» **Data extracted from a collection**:
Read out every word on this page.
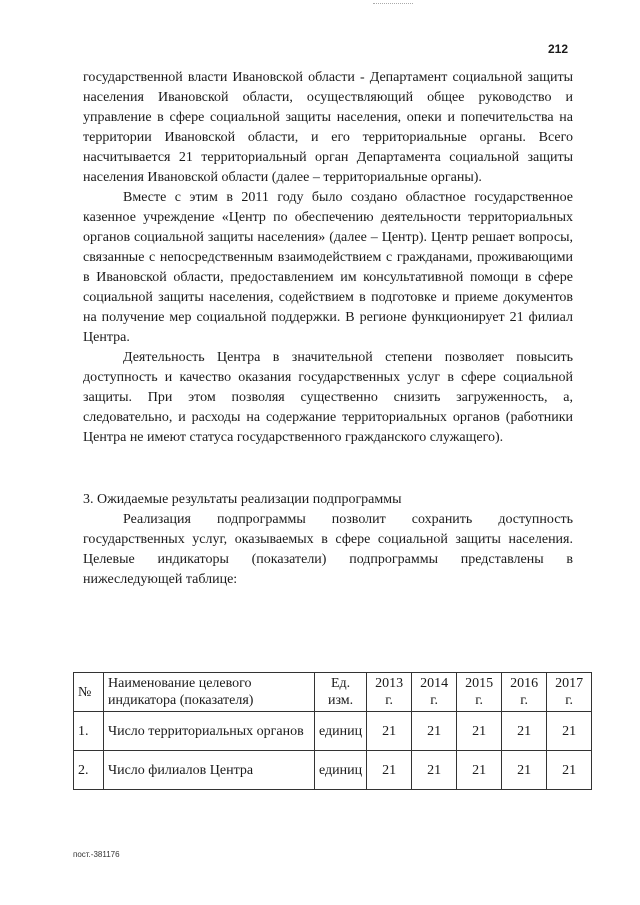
212

государственной власти Ивановской области - Департамент социальной защиты населения Ивановской области, осуществляющий общее руководство и управление в сфере социальной защиты населения, опеки и попечительства на территории Ивановской области, и его территориальные органы. Всего насчитывается 21 территориальный орган Департамента социальной защиты населения Ивановской области (далее – территориальные органы).

Вместе с этим в 2011 году было создано областное государственное казенное учреждение «Центр по обеспечению деятельности территориальных органов социальной защиты населения» (далее – Центр). Центр решает вопросы, связанные с непосредственным взаимодействием с гражданами, проживающими в Ивановской области, предоставлением им консультативной помощи в сфере социальной защиты населения, содействием в подготовке и приеме документов на получение мер социальной поддержки. В регионе функционирует 21 филиал Центра.

Деятельность Центра в значительной степени позволяет повысить доступность и качество оказания государственных услуг в сфере социальной защиты. При этом позволяя существенно снизить загруженность, а, следовательно, и расходы на содержание территориальных органов (работники Центра не имеют статуса государственного гражданского служащего).

3. Ожидаемые результаты реализации подпрограммы

Реализация подпрограммы позволит сохранить доступность государственных услуг, оказываемых в сфере социальной защиты населения. Целевые индикаторы (показатели) подпрограммы представлены в нижеследующей таблице:

№	Наименование целевого индикатора (показателя)	Ед. изм.	2013 г.	2014 г.	2015 г.	2016 г.	2017 г.
1.	Число территориальных органов	единиц	21	21	21	21	21
2.	Число филиалов Центра	единиц	21	21	21	21	21
пост.-381176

» **REQUIREMENTS**: Locate the lines above that contain "услуг" and copy them.

» **WRITTEN SOLUTION**:
Деятельность Центра в значительной степени позволяет повысить доступность и качество оказания государственных услуг в сфере социальной защиты. При этом позволяя существенно снизить загруженность, а, следовательно, и расходы на содержание территориальных органов (работники Центра не имеют статуса государственного гражданского служащего).
Реализация подпрограммы позволит сохранить доступность государственных услуг, оказываемых в сфере социальной защиты населения. Целевые индикаторы (показатели) подпрограммы представлены в нижеследующей таблице:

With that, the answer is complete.